(Description of the task): This exercise asks for a copy of each line in the records below with the word "pattern" in it.

(Data under study):
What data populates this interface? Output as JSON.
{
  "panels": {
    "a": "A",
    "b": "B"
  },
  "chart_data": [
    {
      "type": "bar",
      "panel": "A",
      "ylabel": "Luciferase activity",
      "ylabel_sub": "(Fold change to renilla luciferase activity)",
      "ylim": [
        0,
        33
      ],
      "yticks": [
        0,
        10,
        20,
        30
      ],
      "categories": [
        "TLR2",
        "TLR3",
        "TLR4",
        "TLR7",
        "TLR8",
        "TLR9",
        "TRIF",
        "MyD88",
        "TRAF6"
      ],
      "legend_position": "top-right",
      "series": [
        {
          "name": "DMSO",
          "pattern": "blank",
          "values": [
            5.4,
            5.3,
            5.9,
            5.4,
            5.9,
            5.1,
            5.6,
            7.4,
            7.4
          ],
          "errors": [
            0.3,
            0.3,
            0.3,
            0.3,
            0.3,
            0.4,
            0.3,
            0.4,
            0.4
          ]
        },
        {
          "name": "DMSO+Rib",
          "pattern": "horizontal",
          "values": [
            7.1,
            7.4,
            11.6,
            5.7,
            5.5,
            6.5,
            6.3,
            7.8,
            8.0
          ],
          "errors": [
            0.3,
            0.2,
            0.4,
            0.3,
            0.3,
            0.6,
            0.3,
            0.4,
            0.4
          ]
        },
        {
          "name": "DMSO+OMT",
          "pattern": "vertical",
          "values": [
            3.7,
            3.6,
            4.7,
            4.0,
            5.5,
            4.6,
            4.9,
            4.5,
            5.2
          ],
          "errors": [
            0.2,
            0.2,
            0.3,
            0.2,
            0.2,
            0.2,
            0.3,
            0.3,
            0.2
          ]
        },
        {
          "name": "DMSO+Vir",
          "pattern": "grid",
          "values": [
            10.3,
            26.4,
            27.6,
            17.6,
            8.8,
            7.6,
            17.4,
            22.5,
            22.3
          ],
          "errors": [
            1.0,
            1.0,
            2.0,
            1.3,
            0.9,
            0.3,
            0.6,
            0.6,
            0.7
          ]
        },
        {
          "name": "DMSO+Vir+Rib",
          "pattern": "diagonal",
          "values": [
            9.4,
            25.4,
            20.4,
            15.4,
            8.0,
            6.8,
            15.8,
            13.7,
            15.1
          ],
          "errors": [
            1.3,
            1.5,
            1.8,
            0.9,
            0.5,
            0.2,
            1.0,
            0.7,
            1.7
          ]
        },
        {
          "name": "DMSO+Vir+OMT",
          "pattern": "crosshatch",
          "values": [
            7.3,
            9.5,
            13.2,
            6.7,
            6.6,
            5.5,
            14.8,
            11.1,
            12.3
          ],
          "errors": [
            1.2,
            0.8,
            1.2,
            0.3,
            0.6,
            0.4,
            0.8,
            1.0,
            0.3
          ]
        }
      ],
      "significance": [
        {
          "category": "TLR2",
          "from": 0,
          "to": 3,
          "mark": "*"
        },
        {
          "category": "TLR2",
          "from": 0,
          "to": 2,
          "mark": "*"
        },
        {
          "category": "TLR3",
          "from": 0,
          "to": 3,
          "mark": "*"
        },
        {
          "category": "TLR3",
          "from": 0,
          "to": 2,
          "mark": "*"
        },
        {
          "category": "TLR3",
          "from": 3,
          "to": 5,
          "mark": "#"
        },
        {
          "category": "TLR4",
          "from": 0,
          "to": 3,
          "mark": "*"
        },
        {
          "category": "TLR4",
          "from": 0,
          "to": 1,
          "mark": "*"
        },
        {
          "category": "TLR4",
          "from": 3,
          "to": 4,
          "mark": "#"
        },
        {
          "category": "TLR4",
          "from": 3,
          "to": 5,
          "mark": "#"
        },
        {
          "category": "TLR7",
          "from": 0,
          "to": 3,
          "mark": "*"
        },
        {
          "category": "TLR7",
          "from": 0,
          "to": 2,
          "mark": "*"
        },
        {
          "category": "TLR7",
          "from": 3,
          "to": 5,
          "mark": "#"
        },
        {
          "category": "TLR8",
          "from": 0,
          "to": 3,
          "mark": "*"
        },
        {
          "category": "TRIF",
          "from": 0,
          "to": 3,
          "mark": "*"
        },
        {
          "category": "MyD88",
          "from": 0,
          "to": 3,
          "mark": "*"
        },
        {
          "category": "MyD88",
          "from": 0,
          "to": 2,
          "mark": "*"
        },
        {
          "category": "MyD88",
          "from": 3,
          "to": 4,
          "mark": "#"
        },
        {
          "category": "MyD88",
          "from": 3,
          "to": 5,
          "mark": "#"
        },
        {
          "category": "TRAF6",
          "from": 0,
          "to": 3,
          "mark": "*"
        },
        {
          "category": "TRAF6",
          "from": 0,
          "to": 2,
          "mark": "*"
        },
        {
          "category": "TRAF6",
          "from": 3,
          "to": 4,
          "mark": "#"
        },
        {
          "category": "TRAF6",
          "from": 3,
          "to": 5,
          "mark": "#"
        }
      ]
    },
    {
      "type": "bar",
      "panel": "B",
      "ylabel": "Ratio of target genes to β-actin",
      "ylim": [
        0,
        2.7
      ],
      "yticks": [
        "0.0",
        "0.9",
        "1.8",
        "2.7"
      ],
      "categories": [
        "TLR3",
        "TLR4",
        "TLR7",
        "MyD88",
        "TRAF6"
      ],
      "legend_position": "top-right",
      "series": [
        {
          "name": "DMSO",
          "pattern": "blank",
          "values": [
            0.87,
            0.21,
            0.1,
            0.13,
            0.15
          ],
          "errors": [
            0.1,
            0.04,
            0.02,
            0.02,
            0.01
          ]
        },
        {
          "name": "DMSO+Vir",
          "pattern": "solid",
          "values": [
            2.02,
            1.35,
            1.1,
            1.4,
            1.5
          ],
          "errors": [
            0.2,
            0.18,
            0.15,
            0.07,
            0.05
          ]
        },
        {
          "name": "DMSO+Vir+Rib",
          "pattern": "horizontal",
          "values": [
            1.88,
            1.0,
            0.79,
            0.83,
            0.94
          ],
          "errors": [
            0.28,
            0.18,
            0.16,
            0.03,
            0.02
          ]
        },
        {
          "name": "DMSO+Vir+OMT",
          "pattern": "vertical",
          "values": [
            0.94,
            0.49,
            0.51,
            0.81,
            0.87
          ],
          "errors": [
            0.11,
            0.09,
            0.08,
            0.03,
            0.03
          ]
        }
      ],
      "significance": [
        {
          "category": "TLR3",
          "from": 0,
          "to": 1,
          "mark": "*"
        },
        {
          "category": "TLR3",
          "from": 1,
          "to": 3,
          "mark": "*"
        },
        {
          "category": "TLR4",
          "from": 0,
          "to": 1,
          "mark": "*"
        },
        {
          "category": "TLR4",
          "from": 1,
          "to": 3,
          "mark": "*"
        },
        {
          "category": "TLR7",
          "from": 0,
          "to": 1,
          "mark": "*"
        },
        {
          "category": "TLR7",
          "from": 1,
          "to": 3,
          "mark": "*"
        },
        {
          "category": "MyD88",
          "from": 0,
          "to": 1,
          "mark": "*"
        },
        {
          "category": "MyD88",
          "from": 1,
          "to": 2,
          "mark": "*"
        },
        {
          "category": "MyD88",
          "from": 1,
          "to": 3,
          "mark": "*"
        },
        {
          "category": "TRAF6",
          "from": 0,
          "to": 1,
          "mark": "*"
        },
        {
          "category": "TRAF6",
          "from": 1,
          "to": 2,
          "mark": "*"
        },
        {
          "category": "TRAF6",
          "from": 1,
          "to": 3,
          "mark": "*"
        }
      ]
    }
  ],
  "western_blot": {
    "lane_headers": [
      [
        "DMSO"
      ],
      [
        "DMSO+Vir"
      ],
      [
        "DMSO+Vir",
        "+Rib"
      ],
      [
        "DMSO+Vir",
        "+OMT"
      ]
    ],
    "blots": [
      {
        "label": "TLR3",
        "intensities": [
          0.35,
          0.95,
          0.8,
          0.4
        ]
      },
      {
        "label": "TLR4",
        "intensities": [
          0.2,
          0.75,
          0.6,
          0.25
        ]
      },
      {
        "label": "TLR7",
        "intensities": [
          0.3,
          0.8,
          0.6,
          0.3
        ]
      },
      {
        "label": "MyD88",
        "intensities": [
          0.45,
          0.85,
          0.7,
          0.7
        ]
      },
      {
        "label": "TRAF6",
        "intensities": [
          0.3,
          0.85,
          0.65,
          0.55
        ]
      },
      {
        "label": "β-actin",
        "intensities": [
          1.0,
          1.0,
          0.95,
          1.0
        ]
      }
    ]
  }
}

(Output of the exercise):
          "pattern": "blank",
          "pattern": "horizontal",
          "pattern": "vertical",
          "pattern": "grid",
          "pattern": "diagonal",
          "pattern": "crosshatch",
          "pattern": "blank",
          "pattern": "solid",
          "pattern": "horizontal",
          "pattern": "vertical",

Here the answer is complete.